# Given exercise
Reproduce the listing exactly, with no pictures in your copy.

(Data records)
========
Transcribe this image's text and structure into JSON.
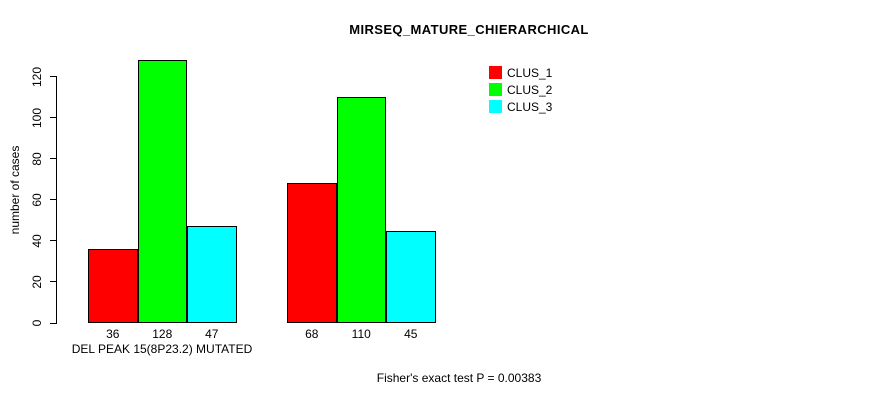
{
  "title": "MIRSEQ_MATURE_CHIERARCHICAL",
  "chart_data": {
    "type": "bar",
    "title": "MIRSEQ_MATURE_CHIERARCHICAL",
    "ylabel": "number of cases",
    "xlabel": "",
    "ylim": [
      0,
      130
    ],
    "yticks": [
      0,
      20,
      40,
      60,
      80,
      100,
      120
    ],
    "grid": false,
    "legend_position": "top-right",
    "categories": [
      "DEL PEAK 15(8P23.2) MUTATED",
      ""
    ],
    "series": [
      {
        "name": "CLUS_1",
        "color": "#ff0000",
        "values": [
          36,
          68
        ]
      },
      {
        "name": "CLUS_2",
        "color": "#00ff00",
        "values": [
          128,
          110
        ]
      },
      {
        "name": "CLUS_3",
        "color": "#00ffff",
        "values": [
          47,
          45
        ]
      }
    ],
    "bar_value_labels_shown": true,
    "footer": "Fisher's exact test P = 0.00383",
    "bar_border_color": "#000000",
    "background_color": "#ffffff"
  }
}
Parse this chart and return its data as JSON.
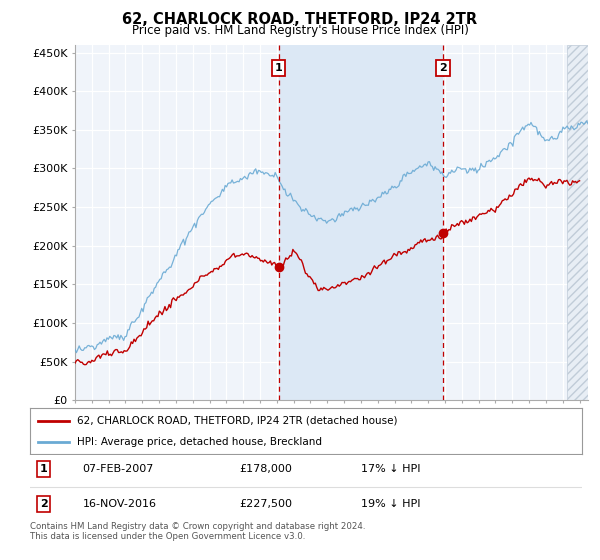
{
  "title": "62, CHARLOCK ROAD, THETFORD, IP24 2TR",
  "subtitle": "Price paid vs. HM Land Registry's House Price Index (HPI)",
  "ylabel_ticks": [
    "£0",
    "£50K",
    "£100K",
    "£150K",
    "£200K",
    "£250K",
    "£300K",
    "£350K",
    "£400K",
    "£450K"
  ],
  "ylim": [
    0,
    460000
  ],
  "xlim_start": 1995.0,
  "xlim_end": 2025.5,
  "marker1_x": 2007.1,
  "marker1_label": "1",
  "marker1_price": 178000,
  "marker2_x": 2016.88,
  "marker2_label": "2",
  "marker2_price": 227500,
  "legend_line1": "62, CHARLOCK ROAD, THETFORD, IP24 2TR (detached house)",
  "legend_line2": "HPI: Average price, detached house, Breckland",
  "note1_label": "1",
  "note1_date": "07-FEB-2007",
  "note1_price": "£178,000",
  "note1_hpi": "17% ↓ HPI",
  "note2_label": "2",
  "note2_date": "16-NOV-2016",
  "note2_price": "£227,500",
  "note2_hpi": "19% ↓ HPI",
  "footer": "Contains HM Land Registry data © Crown copyright and database right 2024.\nThis data is licensed under the Open Government Licence v3.0.",
  "hpi_color": "#6aaad4",
  "price_color": "#c00000",
  "marker_box_color": "#c00000",
  "bg_color": "#f0f4fa",
  "shade_color": "#dce8f5",
  "hatched_bg": "#e8eef5"
}
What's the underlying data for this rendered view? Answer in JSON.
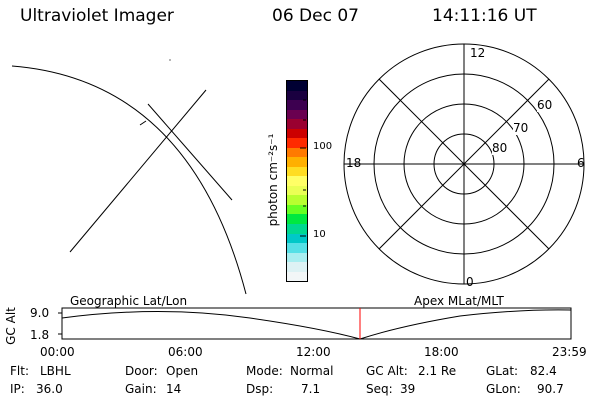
{
  "header": {
    "instrument": "Ultraviolet Imager",
    "date": "06 Dec 07",
    "time": "14:11:16 UT"
  },
  "colorbar": {
    "label": "photon cm⁻²s⁻¹",
    "ticks": [
      "100",
      "10"
    ],
    "colors": [
      "#000033",
      "#1a0040",
      "#3d0050",
      "#6a0050",
      "#9a0030",
      "#cc0000",
      "#ff2a00",
      "#ff7a00",
      "#ffb000",
      "#ffdd22",
      "#ffff66",
      "#eaff55",
      "#b8ff30",
      "#66ff22",
      "#00e840",
      "#00d890",
      "#00c8c8",
      "#55e0e6",
      "#a8eef0",
      "#ddf2f4",
      "#f2f6f7"
    ]
  },
  "map": {
    "coord_label": "Geographic Lat/Lon"
  },
  "polar": {
    "coord_label": "Apex MLat/MLT",
    "mlt_labels": {
      "top": "12",
      "bottom": "0",
      "left": "18",
      "right": "6"
    },
    "lat_labels": [
      "60",
      "70",
      "80"
    ]
  },
  "altitude_plot": {
    "axis_label": "GC Alt",
    "y_ticks": [
      "9.0",
      "1.8"
    ],
    "x_ticks": [
      "00:00",
      "06:00",
      "12:00",
      "18:00",
      "23:59"
    ]
  },
  "status": {
    "filter": {
      "label": "Flt:",
      "value": "LBHL"
    },
    "ip": {
      "label": "IP:",
      "value": "36.0"
    },
    "door": {
      "label": "Door:",
      "value": "Open"
    },
    "gain": {
      "label": "Gain:",
      "value": "14"
    },
    "mode": {
      "label": "Mode:",
      "value": "Normal"
    },
    "dsp": {
      "label": "Dsp:",
      "value": "7.1"
    },
    "gc_alt": {
      "label": "GC Alt:",
      "value": "2.1 Re"
    },
    "seq": {
      "label": "Seq:",
      "value": "39"
    },
    "glat": {
      "label": "GLat:",
      "value": "82.4"
    },
    "glon": {
      "label": "GLon:",
      "value": "90.7"
    }
  }
}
========
# Solution to this task
Transcribe this image's text and structure into JSON.
{
  "title": "MIRSEQ_MATURE_CHIERARCHICAL",
  "chart_data": {
    "type": "bar",
    "title": "MIRSEQ_MATURE_CHIERARCHICAL",
    "ylabel": "number of cases",
    "xlabel": "",
    "ylim": [
      0,
      130
    ],
    "yticks": [
      0,
      20,
      40,
      60,
      80,
      100,
      120
    ],
    "grid": false,
    "legend_position": "top-right",
    "categories": [
      "DEL PEAK 15(8P23.2) MUTATED",
      ""
    ],
    "series": [
      {
        "name": "CLUS_1",
        "color": "#ff0000",
        "values": [
          36,
          68
        ]
      },
      {
        "name": "CLUS_2",
        "color": "#00ff00",
        "values": [
          128,
          110
        ]
      },
      {
        "name": "CLUS_3",
        "color": "#00ffff",
        "values": [
          47,
          45
        ]
      }
    ],
    "bar_value_labels_shown": true,
    "footer": "Fisher's exact test P = 0.00383",
    "bar_border_color": "#000000",
    "background_color": "#ffffff"
  }
}
Parse this chart and return its data as JSON.
{
  "title": "62, CHARLOCK ROAD, THETFORD, IP24 2TR",
  "subtitle": "Price paid vs. HM Land Registry's House Price Index (HPI)",
  "ylabel_ticks": [
    "£0",
    "£50K",
    "£100K",
    "£150K",
    "£200K",
    "£250K",
    "£300K",
    "£350K",
    "£400K",
    "£450K"
  ],
  "ylim": [
    0,
    460000
  ],
  "xlim_start": 1995.0,
  "xlim_end": 2025.5,
  "marker1_x": 2007.1,
  "marker1_label": "1",
  "marker1_price": 178000,
  "marker2_x": 2016.88,
  "marker2_label": "2",
  "marker2_price": 227500,
  "legend_line1": "62, CHARLOCK ROAD, THETFORD, IP24 2TR (detached house)",
  "legend_line2": "HPI: Average price, detached house, Breckland",
  "note1_label": "1",
  "note1_date": "07-FEB-2007",
  "note1_price": "£178,000",
  "note1_hpi": "17% ↓ HPI",
  "note2_label": "2",
  "note2_date": "16-NOV-2016",
  "note2_price": "£227,500",
  "note2_hpi": "19% ↓ HPI",
  "footer": "Contains HM Land Registry data © Crown copyright and database right 2024.\nThis data is licensed under the Open Government Licence v3.0.",
  "hpi_color": "#6aaad4",
  "price_color": "#c00000",
  "marker_box_color": "#c00000",
  "bg_color": "#f0f4fa",
  "shade_color": "#dce8f5",
  "hatched_bg": "#e8eef5"
}
What's the underlying data for this rendered view? Answer in JSON.
{
  "header": {
    "instrument": "Ultraviolet Imager",
    "date": "06 Dec 07",
    "time": "14:11:16 UT"
  },
  "colorbar": {
    "label": "photon cm⁻²s⁻¹",
    "ticks": [
      "100",
      "10"
    ],
    "colors": [
      "#000033",
      "#1a0040",
      "#3d0050",
      "#6a0050",
      "#9a0030",
      "#cc0000",
      "#ff2a00",
      "#ff7a00",
      "#ffb000",
      "#ffdd22",
      "#ffff66",
      "#eaff55",
      "#b8ff30",
      "#66ff22",
      "#00e840",
      "#00d890",
      "#00c8c8",
      "#55e0e6",
      "#a8eef0",
      "#ddf2f4",
      "#f2f6f7"
    ]
  },
  "map": {
    "coord_label": "Geographic Lat/Lon"
  },
  "polar": {
    "coord_label": "Apex MLat/MLT",
    "mlt_labels": {
      "top": "12",
      "bottom": "0",
      "left": "18",
      "right": "6"
    },
    "lat_labels": [
      "60",
      "70",
      "80"
    ]
  },
  "altitude_plot": {
    "axis_label": "GC Alt",
    "y_ticks": [
      "9.0",
      "1.8"
    ],
    "x_ticks": [
      "00:00",
      "06:00",
      "12:00",
      "18:00",
      "23:59"
    ]
  },
  "status": {
    "filter": {
      "label": "Flt:",
      "value": "LBHL"
    },
    "ip": {
      "label": "IP:",
      "value": "36.0"
    },
    "door": {
      "label": "Door:",
      "value": "Open"
    },
    "gain": {
      "label": "Gain:",
      "value": "14"
    },
    "mode": {
      "label": "Mode:",
      "value": "Normal"
    },
    "dsp": {
      "label": "Dsp:",
      "value": "7.1"
    },
    "gc_alt": {
      "label": "GC Alt:",
      "value": "2.1 Re"
    },
    "seq": {
      "label": "Seq:",
      "value": "39"
    },
    "glat": {
      "label": "GLat:",
      "value": "82.4"
    },
    "glon": {
      "label": "GLon:",
      "value": "90.7"
    }
  }
}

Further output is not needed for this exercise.